▶ **Consegna 1**:
Secondo il brano sulla relazione inaugurale dell'Anno giudiziario a Catania, a quante persone indagate sono state applicate misure cautelari custodiali?

▶ **Sezione di testo**:
▼▼▼

Il presidente della Corte d’appello Giuseppe Meliado’ nella relazione inaugurale dell’Anno giudiziario del distretto di Catania ha anche parlato delle strategie della criminalità organizzata. “In termini di giustizia penale, rilevante rimane il numero dei procedimenti che riguardano fatti di criminalità organizzata. In particolare, l’attività di Cosa nostra nel Distretto di Catania non appare finalizzata a perseguire il monopolio dell’attività criminale di basso, mirando piuttosto alla gestione di attività economiche particolarmente redditizie ma di difficile individuazione”. Ed ancora. “Tra queste – aggiunge – la gestione legale tramite prestanome di esercizi commerciali, l’assegnazione di pubblici appalti, la gestione dei rifiuti, le scommesse, anche on line, con le conseguenti opportunita’ di ‘ripulitura’ e di reinvestimento, anche su scala internazionale, dei capitali illecitamente perseguiti e una sistematica infiltrazione nel settore economico, che finisce per depotenziare ed escludere dal mercato l’iniziativa imprenditoriale sana”. “Non vengono trascurati – osserva il presidente Meliado’ – i settori di tradizionale interesse come il traffico di stupefacenti su larga scala, le estorsioni e l’usura, strumenti mediante i quali si riafferma il controllo sul territorio e si ottengono risorse da destinare al mantenimento in carcere. Le operazioni investigative hanno portato all’applicazione di misure cautelari custodiali a carico di 570 persone indagate per delitti di associazione mafiosa, riciclaggio, intestazione fittizia di beni e al sequestro di 696 beni”. “Sensibilmente aumentato – sottolinea – e’ il flusso dei reati contro il patrimonio, specie nei circondari di Siracusa e Ragusa e l’aumento delle truffe informatiche”. “Costante e’ anche il flusso dei reati contro la pubblica amministrazione, i reati finanziari e fallimentari – osserva il presidente della Corte d’appello di Catania – e la Procura distrettuale ha evidenziato la fondamentale importanza del coordinamento delle forze di polizia per ottimizzare i risultati investigativi e privilegiare il disvelamento di sistemi illegali ‘seriali’ tipici della corruzione rispetto alla repressione episodica di singoli fatti criminosi. A questo si aggiunge l’attivita’ di coordinamento tra gli uffici giudiziari, l’Agenzia delle Entrate e la Guardia di Finanza per l’emersione e il tempestivo monitoraggio delle situazioni di insolvenza”.

▲▲▲

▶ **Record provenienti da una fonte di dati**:
▼▼▼

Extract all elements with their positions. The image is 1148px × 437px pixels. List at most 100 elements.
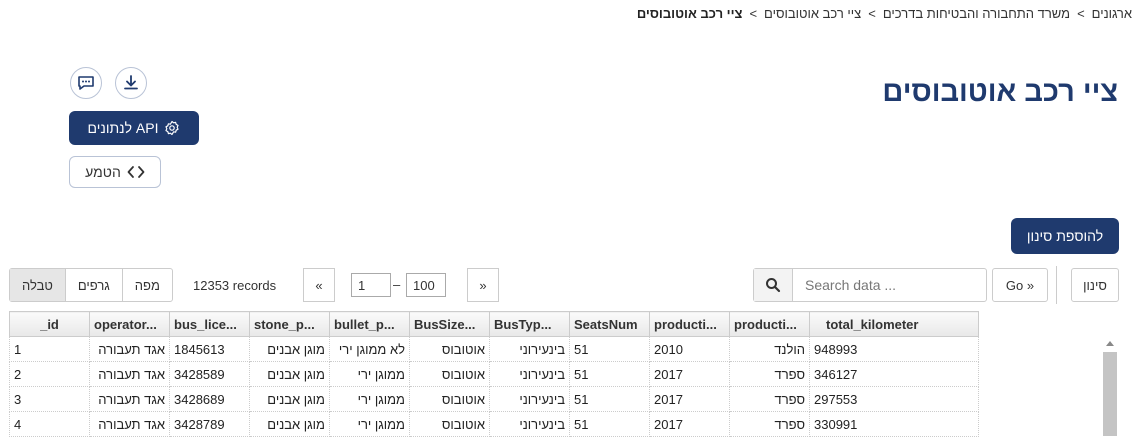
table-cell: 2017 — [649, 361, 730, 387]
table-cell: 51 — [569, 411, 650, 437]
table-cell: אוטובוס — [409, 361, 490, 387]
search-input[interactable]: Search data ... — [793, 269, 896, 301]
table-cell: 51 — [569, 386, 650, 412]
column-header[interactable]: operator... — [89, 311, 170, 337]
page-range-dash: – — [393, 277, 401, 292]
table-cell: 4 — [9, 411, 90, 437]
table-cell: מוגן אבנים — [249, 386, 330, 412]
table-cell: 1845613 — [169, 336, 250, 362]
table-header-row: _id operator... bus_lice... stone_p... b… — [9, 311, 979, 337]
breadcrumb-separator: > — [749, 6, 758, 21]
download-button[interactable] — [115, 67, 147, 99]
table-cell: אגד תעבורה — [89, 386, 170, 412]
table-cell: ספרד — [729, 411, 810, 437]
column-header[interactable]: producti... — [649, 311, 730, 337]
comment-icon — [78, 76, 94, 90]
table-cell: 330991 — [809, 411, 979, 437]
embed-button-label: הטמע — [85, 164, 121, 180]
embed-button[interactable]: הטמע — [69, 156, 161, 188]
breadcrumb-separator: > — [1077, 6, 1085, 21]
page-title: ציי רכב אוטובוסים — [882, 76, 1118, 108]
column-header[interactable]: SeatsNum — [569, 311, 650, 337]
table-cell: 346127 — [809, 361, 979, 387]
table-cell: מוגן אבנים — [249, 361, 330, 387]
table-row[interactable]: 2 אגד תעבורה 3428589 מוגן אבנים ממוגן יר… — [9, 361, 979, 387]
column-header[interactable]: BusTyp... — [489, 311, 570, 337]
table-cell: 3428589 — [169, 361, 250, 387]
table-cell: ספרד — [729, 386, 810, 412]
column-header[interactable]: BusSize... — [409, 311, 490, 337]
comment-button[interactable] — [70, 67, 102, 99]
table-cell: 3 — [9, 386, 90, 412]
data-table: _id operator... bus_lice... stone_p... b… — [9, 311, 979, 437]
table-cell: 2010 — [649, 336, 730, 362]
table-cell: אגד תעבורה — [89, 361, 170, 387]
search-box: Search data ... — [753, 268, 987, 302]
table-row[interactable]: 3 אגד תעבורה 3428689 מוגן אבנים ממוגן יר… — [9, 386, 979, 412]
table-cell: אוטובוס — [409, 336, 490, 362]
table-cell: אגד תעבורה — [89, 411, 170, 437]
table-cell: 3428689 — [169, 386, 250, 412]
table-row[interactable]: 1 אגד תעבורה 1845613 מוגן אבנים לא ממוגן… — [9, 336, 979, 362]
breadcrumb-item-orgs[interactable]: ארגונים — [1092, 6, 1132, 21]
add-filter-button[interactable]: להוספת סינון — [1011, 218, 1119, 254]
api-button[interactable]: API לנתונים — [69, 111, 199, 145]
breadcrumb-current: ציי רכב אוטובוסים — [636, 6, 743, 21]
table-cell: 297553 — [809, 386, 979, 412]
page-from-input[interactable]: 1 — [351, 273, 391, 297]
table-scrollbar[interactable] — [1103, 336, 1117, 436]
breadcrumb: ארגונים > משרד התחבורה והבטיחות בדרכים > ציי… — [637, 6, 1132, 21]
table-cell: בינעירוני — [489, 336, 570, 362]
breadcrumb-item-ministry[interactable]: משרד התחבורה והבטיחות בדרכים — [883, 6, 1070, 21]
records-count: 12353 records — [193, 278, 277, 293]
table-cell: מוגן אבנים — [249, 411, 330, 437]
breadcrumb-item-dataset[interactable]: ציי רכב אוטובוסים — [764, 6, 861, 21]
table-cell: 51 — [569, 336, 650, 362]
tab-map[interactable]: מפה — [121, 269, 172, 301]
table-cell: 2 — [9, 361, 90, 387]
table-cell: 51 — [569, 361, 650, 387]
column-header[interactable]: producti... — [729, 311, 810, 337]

▲▲▲

▶ **Consegna 2**:
Ricopia senza modifiche le righe dell'elenco, cominciando da quella che contiene "table-cell: 2017 — [649, 361, 730, 387]" e fermandoti dopo quella che contiene "column-header[interactable]: producti... — [649, 311, 730, 337]".

▶ **Soluzione 1**:
A 570 persone.

▶ **Soluzione 2**:
table-cell: 2017 — [649, 361, 730, 387]
table-cell: 51 — [569, 411, 650, 437]
table-cell: אוטובוס — [409, 361, 490, 387]
search-input[interactable]: Search data ... — [793, 269, 896, 301]
table-cell: 51 — [569, 386, 650, 412]
column-header[interactable]: operator... — [89, 311, 170, 337]
page-range-dash: – — [393, 277, 401, 292]
table-cell: 4 — [9, 411, 90, 437]
table-cell: מוגן אבנים — [249, 386, 330, 412]
table-cell: 1845613 — [169, 336, 250, 362]
table-header-row: _id operator... bus_lice... stone_p... b… — [9, 311, 979, 337]
breadcrumb-separator: > — [749, 6, 758, 21]
download-button[interactable] — [115, 67, 147, 99]
table-cell: אגד תעבורה — [89, 386, 170, 412]
table-cell: ספרד — [729, 411, 810, 437]
column-header[interactable]: producti... — [649, 311, 730, 337]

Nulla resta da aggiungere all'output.